***** Stored records
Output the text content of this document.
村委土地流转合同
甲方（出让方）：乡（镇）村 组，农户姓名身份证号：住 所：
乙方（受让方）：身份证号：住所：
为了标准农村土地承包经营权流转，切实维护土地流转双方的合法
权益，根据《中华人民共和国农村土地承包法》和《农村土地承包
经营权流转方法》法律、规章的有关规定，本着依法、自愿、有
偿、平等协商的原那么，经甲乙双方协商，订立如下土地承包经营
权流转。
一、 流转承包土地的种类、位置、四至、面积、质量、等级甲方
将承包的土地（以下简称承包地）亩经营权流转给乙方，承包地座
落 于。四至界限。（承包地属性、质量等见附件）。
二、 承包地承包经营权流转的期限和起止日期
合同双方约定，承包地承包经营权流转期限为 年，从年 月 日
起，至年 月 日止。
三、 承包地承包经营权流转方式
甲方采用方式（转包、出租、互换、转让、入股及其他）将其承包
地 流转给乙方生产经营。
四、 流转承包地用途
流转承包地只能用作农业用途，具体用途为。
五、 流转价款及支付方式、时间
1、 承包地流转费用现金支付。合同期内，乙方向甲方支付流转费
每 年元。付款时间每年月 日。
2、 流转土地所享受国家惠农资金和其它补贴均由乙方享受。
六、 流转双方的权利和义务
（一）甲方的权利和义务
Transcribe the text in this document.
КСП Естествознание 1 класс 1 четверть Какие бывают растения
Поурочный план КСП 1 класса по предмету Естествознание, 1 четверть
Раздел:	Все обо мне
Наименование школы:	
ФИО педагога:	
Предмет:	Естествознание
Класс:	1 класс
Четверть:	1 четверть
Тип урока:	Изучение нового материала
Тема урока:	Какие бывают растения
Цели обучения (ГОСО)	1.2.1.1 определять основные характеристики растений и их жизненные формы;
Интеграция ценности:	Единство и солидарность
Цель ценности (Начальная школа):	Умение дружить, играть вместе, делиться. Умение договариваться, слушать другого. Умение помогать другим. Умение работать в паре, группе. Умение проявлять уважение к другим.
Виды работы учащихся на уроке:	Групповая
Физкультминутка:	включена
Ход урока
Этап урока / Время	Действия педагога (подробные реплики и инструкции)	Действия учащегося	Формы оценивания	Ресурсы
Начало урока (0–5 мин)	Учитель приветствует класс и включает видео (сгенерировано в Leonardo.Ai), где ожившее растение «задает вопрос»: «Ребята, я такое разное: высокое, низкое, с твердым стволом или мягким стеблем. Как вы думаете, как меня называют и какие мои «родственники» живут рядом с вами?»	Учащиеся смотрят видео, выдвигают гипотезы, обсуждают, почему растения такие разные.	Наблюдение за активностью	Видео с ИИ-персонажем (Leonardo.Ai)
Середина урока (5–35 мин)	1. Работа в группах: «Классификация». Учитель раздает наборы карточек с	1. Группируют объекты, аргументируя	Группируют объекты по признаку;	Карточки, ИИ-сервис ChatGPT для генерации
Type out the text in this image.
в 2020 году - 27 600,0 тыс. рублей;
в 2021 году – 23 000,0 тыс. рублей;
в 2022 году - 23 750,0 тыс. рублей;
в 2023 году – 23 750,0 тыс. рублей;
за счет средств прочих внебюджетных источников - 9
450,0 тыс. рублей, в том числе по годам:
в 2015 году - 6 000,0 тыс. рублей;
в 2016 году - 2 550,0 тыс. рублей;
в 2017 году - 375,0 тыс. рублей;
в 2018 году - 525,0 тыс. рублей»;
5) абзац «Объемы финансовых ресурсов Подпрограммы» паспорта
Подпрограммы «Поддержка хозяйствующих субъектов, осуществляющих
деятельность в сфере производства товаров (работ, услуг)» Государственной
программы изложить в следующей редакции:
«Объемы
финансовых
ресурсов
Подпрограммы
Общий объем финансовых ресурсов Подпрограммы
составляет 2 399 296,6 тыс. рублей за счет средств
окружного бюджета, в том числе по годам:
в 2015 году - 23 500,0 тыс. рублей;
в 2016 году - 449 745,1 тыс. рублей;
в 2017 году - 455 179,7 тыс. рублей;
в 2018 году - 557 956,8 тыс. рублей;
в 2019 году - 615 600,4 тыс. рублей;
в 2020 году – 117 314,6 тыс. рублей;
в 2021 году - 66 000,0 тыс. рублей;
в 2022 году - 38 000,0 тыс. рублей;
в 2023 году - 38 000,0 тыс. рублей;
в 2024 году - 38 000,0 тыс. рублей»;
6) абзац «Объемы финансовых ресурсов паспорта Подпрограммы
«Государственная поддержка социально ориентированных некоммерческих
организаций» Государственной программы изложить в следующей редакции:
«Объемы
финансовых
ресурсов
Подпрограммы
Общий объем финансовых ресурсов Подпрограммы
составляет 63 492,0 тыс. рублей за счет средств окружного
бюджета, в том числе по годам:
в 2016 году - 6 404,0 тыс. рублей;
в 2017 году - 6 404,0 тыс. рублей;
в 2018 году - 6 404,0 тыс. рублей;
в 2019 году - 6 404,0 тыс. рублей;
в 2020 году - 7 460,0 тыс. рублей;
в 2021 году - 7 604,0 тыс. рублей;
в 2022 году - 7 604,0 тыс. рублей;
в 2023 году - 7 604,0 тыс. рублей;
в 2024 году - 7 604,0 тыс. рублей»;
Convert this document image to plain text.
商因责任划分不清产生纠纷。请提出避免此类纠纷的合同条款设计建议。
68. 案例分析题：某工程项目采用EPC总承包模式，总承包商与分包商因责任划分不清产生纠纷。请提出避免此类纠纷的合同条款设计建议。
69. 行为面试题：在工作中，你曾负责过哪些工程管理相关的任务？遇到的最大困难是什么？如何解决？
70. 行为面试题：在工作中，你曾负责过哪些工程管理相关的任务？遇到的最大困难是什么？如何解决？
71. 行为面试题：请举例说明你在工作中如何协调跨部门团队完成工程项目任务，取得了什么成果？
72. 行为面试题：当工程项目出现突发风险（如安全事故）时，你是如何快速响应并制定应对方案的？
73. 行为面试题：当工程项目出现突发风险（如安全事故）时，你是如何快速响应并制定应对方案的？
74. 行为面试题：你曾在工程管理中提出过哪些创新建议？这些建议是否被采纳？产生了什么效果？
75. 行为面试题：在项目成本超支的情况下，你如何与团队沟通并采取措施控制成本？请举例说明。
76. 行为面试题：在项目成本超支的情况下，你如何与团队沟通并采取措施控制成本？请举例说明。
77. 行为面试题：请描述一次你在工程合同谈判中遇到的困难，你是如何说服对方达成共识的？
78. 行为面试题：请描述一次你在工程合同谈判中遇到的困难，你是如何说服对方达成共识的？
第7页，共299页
**********
*Set problem*
Reproduce the records word for word.

*Task output*
Output the text content of this document.
村委土地流转合同
甲方（出让方）：乡（镇）村 组，农户姓名身份证号：住 所：
乙方（受让方）：身份证号：住所：
为了标准农村土地承包经营权流转，切实维护土地流转双方的合法
权益，根据《中华人民共和国农村土地承包法》和《农村土地承包
经营权流转方法》法律、规章的有关规定，本着依法、自愿、有
偿、平等协商的原那么，经甲乙双方协商，订立如下土地承包经营
权流转。
一、 流转承包土地的种类、位置、四至、面积、质量、等级甲方
将承包的土地（以下简称承包地）亩经营权流转给乙方，承包地座
落 于。四至界限。（承包地属性、质量等见附件）。
二、 承包地承包经营权流转的期限和起止日期
合同双方约定，承包地承包经营权流转期限为 年，从年 月 日
起，至年 月 日止。
三、 承包地承包经营权流转方式
甲方采用方式（转包、出租、互换、转让、入股及其他）将其承包
地 流转给乙方生产经营。
四、 流转承包地用途
流转承包地只能用作农业用途，具体用途为。
五、 流转价款及支付方式、时间
1、 承包地流转费用现金支付。合同期内，乙方向甲方支付流转费
每 年元。付款时间每年月 日。
2、 流转土地所享受国家惠农资金和其它补贴均由乙方享受。
六、 流转双方的权利和义务
（一）甲方的权利和义务
Transcribe the text in this document.
КСП Естествознание 1 класс 1 четверть Какие бывают растения
Поурочный план КСП 1 класса по предмету Естествознание, 1 четверть
Раздел:	Все обо мне
Наименование школы:	
ФИО педагога:	
Предмет:	Естествознание
Класс:	1 класс
Четверть:	1 четверть
Тип урока:	Изучение нового материала
Тема урока:	Какие бывают растения
Цели обучения (ГОСО)	1.2.1.1 определять основные характеристики растений и их жизненные формы;
Интеграция ценности:	Единство и солидарность
Цель ценности (Начальная школа):	Умение дружить, играть вместе, делиться. Умение договариваться, слушать другого. Умение помогать другим. Умение работать в паре, группе. Умение проявлять уважение к другим.
Виды работы учащихся на уроке:	Групповая
Физкультминутка:	включена
Ход урока
Этап урока / Время	Действия педагога (подробные реплики и инструкции)	Действия учащегося	Формы оценивания	Ресурсы
Начало урока (0–5 мин)	Учитель приветствует класс и включает видео (сгенерировано в Leonardo.Ai), где ожившее растение «задает вопрос»: «Ребята, я такое разное: высокое, низкое, с твердым стволом или мягким стеблем. Как вы думаете, как меня называют и какие мои «родственники» живут рядом с вами?»	Учащиеся смотрят видео, выдвигают гипотезы, обсуждают, почему растения такие разные.	Наблюдение за активностью	Видео с ИИ-персонажем (Leonardo.Ai)
Середина урока (5–35 мин)	1. Работа в группах: «Классификация». Учитель раздает наборы карточек с	1. Группируют объекты, аргументируя	Группируют объекты по признаку;	Карточки, ИИ-сервис ChatGPT для генерации
Type out the text in this image.
в 2020 году - 27 600,0 тыс. рублей;
в 2021 году – 23 000,0 тыс. рублей;
в 2022 году - 23 750,0 тыс. рублей;
в 2023 году – 23 750,0 тыс. рублей;
за счет средств прочих внебюджетных источников - 9
450,0 тыс. рублей, в том числе по годам:
в 2015 году - 6 000,0 тыс. рублей;
в 2016 году - 2 550,0 тыс. рублей;
в 2017 году - 375,0 тыс. рублей;
в 2018 году - 525,0 тыс. рублей»;
5) абзац «Объемы финансовых ресурсов Подпрограммы» паспорта
Подпрограммы «Поддержка хозяйствующих субъектов, осуществляющих
деятельность в сфере производства товаров (работ, услуг)» Государственной
программы изложить в следующей редакции:
«Объемы
финансовых
ресурсов
Подпрограммы
Общий объем финансовых ресурсов Подпрограммы
составляет 2 399 296,6 тыс. рублей за счет средств
окружного бюджета, в том числе по годам:
в 2015 году - 23 500,0 тыс. рублей;
в 2016 году - 449 745,1 тыс. рублей;
в 2017 году - 455 179,7 тыс. рублей;
в 2018 году - 557 956,8 тыс. рублей;
в 2019 году - 615 600,4 тыс. рублей;
в 2020 году – 117 314,6 тыс. рублей;
в 2021 году - 66 000,0 тыс. рублей;
в 2022 году - 38 000,0 тыс. рублей;
в 2023 году - 38 000,0 тыс. рублей;
в 2024 году - 38 000,0 тыс. рублей»;
6) абзац «Объемы финансовых ресурсов паспорта Подпрограммы
«Государственная поддержка социально ориентированных некоммерческих
организаций» Государственной программы изложить в следующей редакции:
«Объемы
финансовых
ресурсов
Подпрограммы
Общий объем финансовых ресурсов Подпрограммы
составляет 63 492,0 тыс. рублей за счет средств окружного
бюджета, в том числе по годам:
в 2016 году - 6 404,0 тыс. рублей;
в 2017 году - 6 404,0 тыс. рублей;
в 2018 году - 6 404,0 тыс. рублей;
в 2019 году - 6 404,0 тыс. рублей;
в 2020 году - 7 460,0 тыс. рублей;
в 2021 году - 7 604,0 тыс. рублей;
в 2022 году - 7 604,0 тыс. рублей;
в 2023 году - 7 604,0 тыс. рублей;
в 2024 году - 7 604,0 тыс. рублей»;
Convert this document image to plain text.
商因责任划分不清产生纠纷。请提出避免此类纠纷的合同条款设计建议。
68. 案例分析题：某工程项目采用EPC总承包模式，总承包商与分包商因责任划分不清产生纠纷。请提出避免此类纠纷的合同条款设计建议。
69. 行为面试题：在工作中，你曾负责过哪些工程管理相关的任务？遇到的最大困难是什么？如何解决？
70. 行为面试题：在工作中，你曾负责过哪些工程管理相关的任务？遇到的最大困难是什么？如何解决？
71. 行为面试题：请举例说明你在工作中如何协调跨部门团队完成工程项目任务，取得了什么成果？
72. 行为面试题：当工程项目出现突发风险（如安全事故）时，你是如何快速响应并制定应对方案的？
73. 行为面试题：当工程项目出现突发风险（如安全事故）时，你是如何快速响应并制定应对方案的？
74. 行为面试题：你曾在工程管理中提出过哪些创新建议？这些建议是否被采纳？产生了什么效果？
75. 行为面试题：在项目成本超支的情况下，你如何与团队沟通并采取措施控制成本？请举例说明。
76. 行为面试题：在项目成本超支的情况下，你如何与团队沟通并采取措施控制成本？请举例说明。
77. 行为面试题：请描述一次你在工程合同谈判中遇到的困难，你是如何说服对方达成共识的？
78. 行为面试题：请描述一次你在工程合同谈判中遇到的困难，你是如何说服对方达成共识的？
第7页，共299页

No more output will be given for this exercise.